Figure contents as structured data
-- Begin --

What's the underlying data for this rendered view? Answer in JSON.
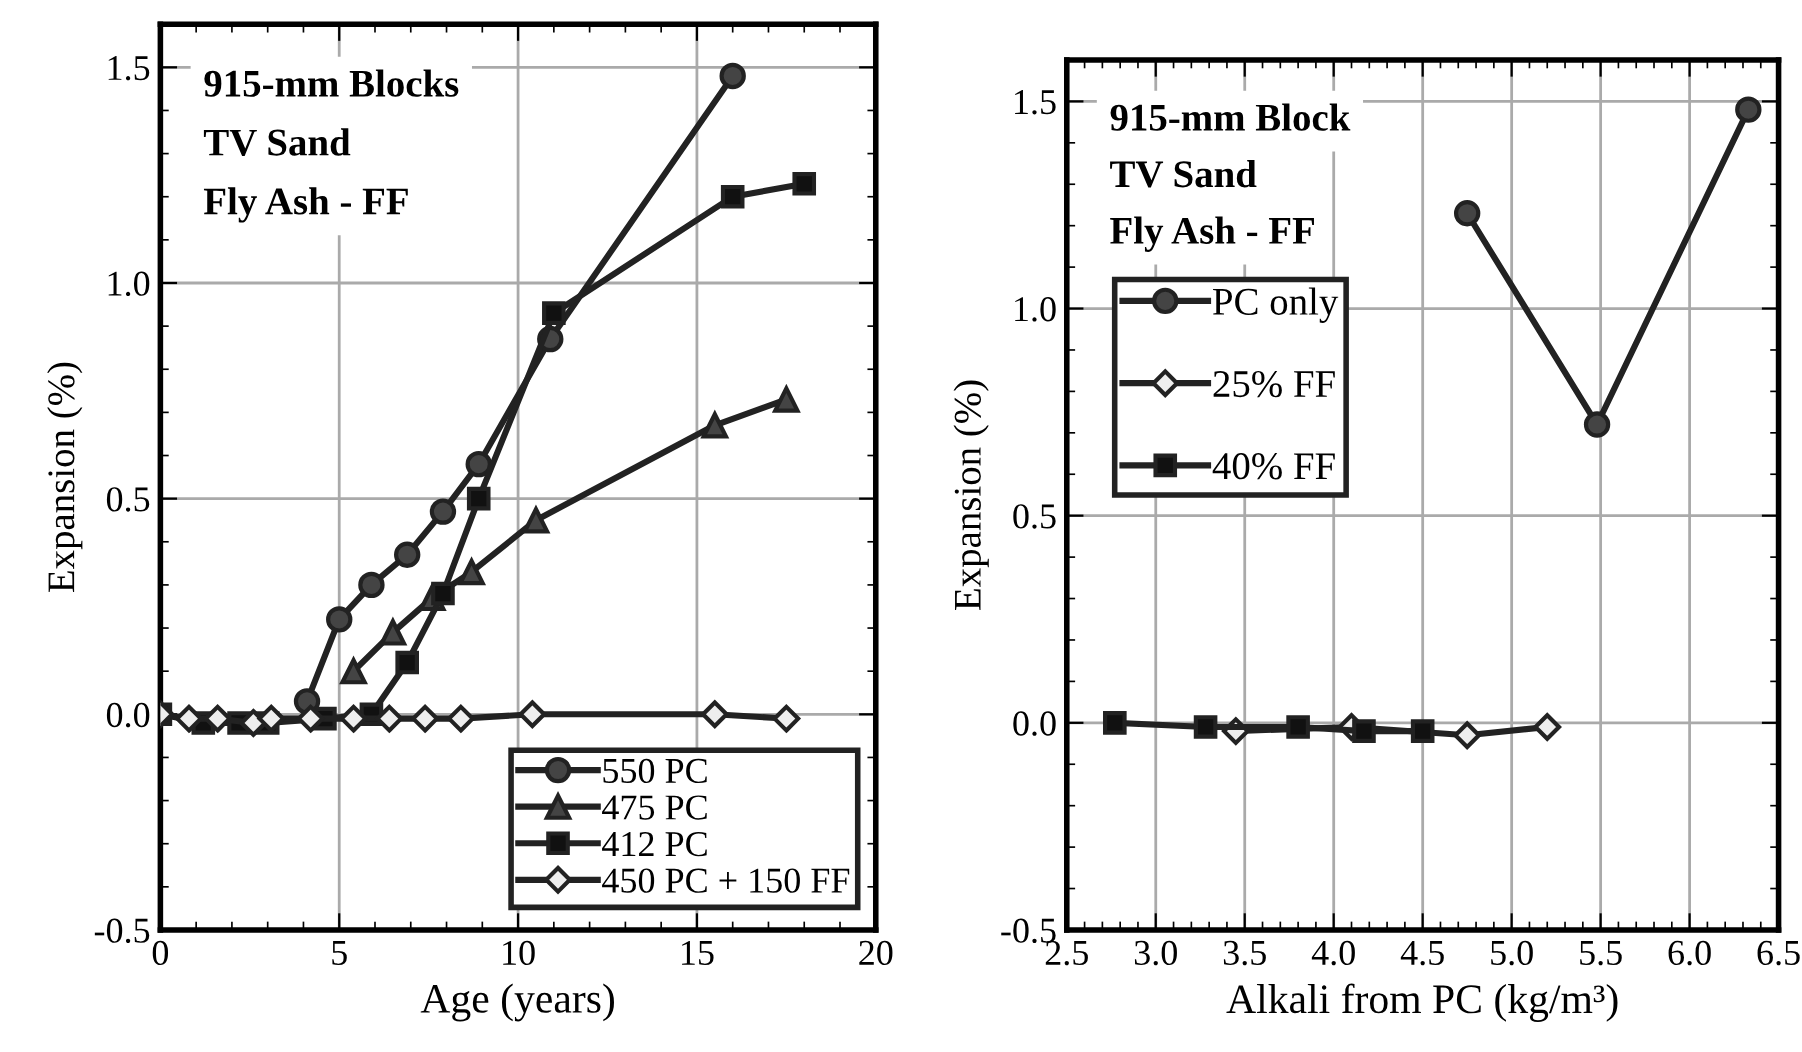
{
  "chart_data": [
    {
      "type": "line",
      "xlabel": "Age (years)",
      "ylabel": "Expansion (%)",
      "xlim": [
        0,
        20
      ],
      "xticks": [
        0,
        5,
        10,
        15,
        20
      ],
      "ylim": [
        -0.5,
        1.6
      ],
      "yticks": [
        {
          "value": -0.5,
          "label": "-0.5"
        },
        {
          "value": 0,
          "label": "0.0"
        },
        {
          "value": 0.5,
          "label": "0.5"
        },
        {
          "value": 1.0,
          "label": "1.0"
        },
        {
          "value": 1.5,
          "label": "1.5"
        }
      ],
      "grid": true,
      "legend": "bottom right",
      "annotations": [
        "915-mm Blocks",
        "TV Sand",
        "Fly Ash - FF"
      ],
      "series": [
        {
          "name": "550 PC",
          "color": "#222222",
          "marker": "circle",
          "x": [
            4.1,
            5.0,
            5.9,
            6.9,
            7.9,
            8.9,
            10.9,
            16.0
          ],
          "values": [
            0.03,
            0.22,
            0.3,
            0.37,
            0.47,
            0.58,
            0.87,
            1.48
          ]
        },
        {
          "name": "475 PC",
          "color": "#222222",
          "marker": "triangle",
          "x": [
            5.4,
            6.5,
            7.6,
            8.7,
            10.5,
            15.5,
            17.5
          ],
          "values": [
            0.1,
            0.19,
            0.27,
            0.33,
            0.45,
            0.67,
            0.73
          ]
        },
        {
          "name": "412 PC",
          "color": "#222222",
          "marker": "square",
          "x": [
            0,
            1.2,
            2.2,
            3.0,
            4.6,
            5.9,
            6.9,
            7.9,
            8.9,
            11.0,
            16.0,
            18.0
          ],
          "values": [
            0,
            -0.02,
            -0.02,
            -0.02,
            -0.01,
            0.0,
            0.12,
            0.28,
            0.5,
            0.93,
            1.2,
            1.23
          ]
        },
        {
          "name": "450 PC + 150 FF",
          "color": "#222222",
          "marker": "diamond",
          "x": [
            0,
            0.8,
            1.6,
            2.6,
            3.1,
            4.2,
            5.4,
            6.4,
            7.4,
            8.4,
            10.4,
            15.5,
            17.5
          ],
          "values": [
            0,
            -0.01,
            -0.01,
            -0.02,
            -0.01,
            -0.01,
            -0.01,
            -0.01,
            -0.01,
            -0.01,
            0.0,
            0.0,
            -0.01
          ]
        }
      ]
    },
    {
      "type": "line",
      "xlabel": "Alkali from PC (kg/m³)",
      "ylabel": "Expansion (%)",
      "xlim": [
        2.5,
        6.5
      ],
      "xticks": [
        {
          "value": 2.5,
          "label": "2.5"
        },
        {
          "value": 3.0,
          "label": "3.0"
        },
        {
          "value": 3.5,
          "label": "3.5"
        },
        {
          "value": 4.0,
          "label": "4.0"
        },
        {
          "value": 4.5,
          "label": "4.5"
        },
        {
          "value": 5.0,
          "label": "5.0"
        },
        {
          "value": 5.5,
          "label": "5.5"
        },
        {
          "value": 6.0,
          "label": "6.0"
        },
        {
          "value": 6.5,
          "label": "6.5"
        }
      ],
      "ylim": [
        -0.5,
        1.6
      ],
      "yticks": [
        {
          "value": -0.5,
          "label": "-0.5"
        },
        {
          "value": 0,
          "label": "0.0"
        },
        {
          "value": 0.5,
          "label": "0.5"
        },
        {
          "value": 1.0,
          "label": "1.0"
        },
        {
          "value": 1.5,
          "label": "1.5"
        }
      ],
      "grid": true,
      "legend": "top left",
      "annotations": [
        "915-mm Block",
        "TV Sand",
        "Fly Ash - FF"
      ],
      "series": [
        {
          "name": "PC only",
          "color": "#222222",
          "marker": "circle",
          "x": [
            4.75,
            5.48,
            6.33
          ],
          "values": [
            1.23,
            0.72,
            1.48
          ]
        },
        {
          "name": "25% FF",
          "color": "#222222",
          "marker": "diamond",
          "x": [
            3.45,
            4.1,
            4.75,
            5.2
          ],
          "values": [
            -0.02,
            -0.01,
            -0.03,
            -0.01
          ]
        },
        {
          "name": "40% FF",
          "color": "#222222",
          "marker": "square",
          "x": [
            2.77,
            3.28,
            3.8,
            4.17,
            4.5
          ],
          "values": [
            0.0,
            -0.01,
            -0.01,
            -0.02,
            -0.02
          ]
        }
      ]
    }
  ]
}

-- End --

What is expected:
Output the full set of records above without changing a word, and drop the images.

Solution below:
What's the underlying data for this rendered view? Answer in JSON.
{
  "chart_data": [
    {
      "type": "line",
      "xlabel": "Age (years)",
      "ylabel": "Expansion (%)",
      "xlim": [
        0,
        20
      ],
      "xticks": [
        0,
        5,
        10,
        15,
        20
      ],
      "ylim": [
        -0.5,
        1.6
      ],
      "yticks": [
        {
          "value": -0.5,
          "label": "-0.5"
        },
        {
          "value": 0,
          "label": "0.0"
        },
        {
          "value": 0.5,
          "label": "0.5"
        },
        {
          "value": 1.0,
          "label": "1.0"
        },
        {
          "value": 1.5,
          "label": "1.5"
        }
      ],
      "grid": true,
      "legend": "bottom right",
      "annotations": [
        "915-mm Blocks",
        "TV Sand",
        "Fly Ash - FF"
      ],
      "series": [
        {
          "name": "550 PC",
          "color": "#222222",
          "marker": "circle",
          "x": [
            4.1,
            5.0,
            5.9,
            6.9,
            7.9,
            8.9,
            10.9,
            16.0
          ],
          "values": [
            0.03,
            0.22,
            0.3,
            0.37,
            0.47,
            0.58,
            0.87,
            1.48
          ]
        },
        {
          "name": "475 PC",
          "color": "#222222",
          "marker": "triangle",
          "x": [
            5.4,
            6.5,
            7.6,
            8.7,
            10.5,
            15.5,
            17.5
          ],
          "values": [
            0.1,
            0.19,
            0.27,
            0.33,
            0.45,
            0.67,
            0.73
          ]
        },
        {
          "name": "412 PC",
          "color": "#222222",
          "marker": "square",
          "x": [
            0,
            1.2,
            2.2,
            3.0,
            4.6,
            5.9,
            6.9,
            7.9,
            8.9,
            11.0,
            16.0,
            18.0
          ],
          "values": [
            0,
            -0.02,
            -0.02,
            -0.02,
            -0.01,
            0.0,
            0.12,
            0.28,
            0.5,
            0.93,
            1.2,
            1.23
          ]
        },
        {
          "name": "450 PC + 150 FF",
          "color": "#222222",
          "marker": "diamond",
          "x": [
            0,
            0.8,
            1.6,
            2.6,
            3.1,
            4.2,
            5.4,
            6.4,
            7.4,
            8.4,
            10.4,
            15.5,
            17.5
          ],
          "values": [
            0,
            -0.01,
            -0.01,
            -0.02,
            -0.01,
            -0.01,
            -0.01,
            -0.01,
            -0.01,
            -0.01,
            0.0,
            0.0,
            -0.01
          ]
        }
      ]
    },
    {
      "type": "line",
      "xlabel": "Alkali from PC (kg/m³)",
      "ylabel": "Expansion (%)",
      "xlim": [
        2.5,
        6.5
      ],
      "xticks": [
        {
          "value": 2.5,
          "label": "2.5"
        },
        {
          "value": 3.0,
          "label": "3.0"
        },
        {
          "value": 3.5,
          "label": "3.5"
        },
        {
          "value": 4.0,
          "label": "4.0"
        },
        {
          "value": 4.5,
          "label": "4.5"
        },
        {
          "value": 5.0,
          "label": "5.0"
        },
        {
          "value": 5.5,
          "label": "5.5"
        },
        {
          "value": 6.0,
          "label": "6.0"
        },
        {
          "value": 6.5,
          "label": "6.5"
        }
      ],
      "ylim": [
        -0.5,
        1.6
      ],
      "yticks": [
        {
          "value": -0.5,
          "label": "-0.5"
        },
        {
          "value": 0,
          "label": "0.0"
        },
        {
          "value": 0.5,
          "label": "0.5"
        },
        {
          "value": 1.0,
          "label": "1.0"
        },
        {
          "value": 1.5,
          "label": "1.5"
        }
      ],
      "grid": true,
      "legend": "top left",
      "annotations": [
        "915-mm Block",
        "TV Sand",
        "Fly Ash - FF"
      ],
      "series": [
        {
          "name": "PC only",
          "color": "#222222",
          "marker": "circle",
          "x": [
            4.75,
            5.48,
            6.33
          ],
          "values": [
            1.23,
            0.72,
            1.48
          ]
        },
        {
          "name": "25% FF",
          "color": "#222222",
          "marker": "diamond",
          "x": [
            3.45,
            4.1,
            4.75,
            5.2
          ],
          "values": [
            -0.02,
            -0.01,
            -0.03,
            -0.01
          ]
        },
        {
          "name": "40% FF",
          "color": "#222222",
          "marker": "square",
          "x": [
            2.77,
            3.28,
            3.8,
            4.17,
            4.5
          ],
          "values": [
            0.0,
            -0.01,
            -0.01,
            -0.02,
            -0.02
          ]
        }
      ]
    }
  ]
}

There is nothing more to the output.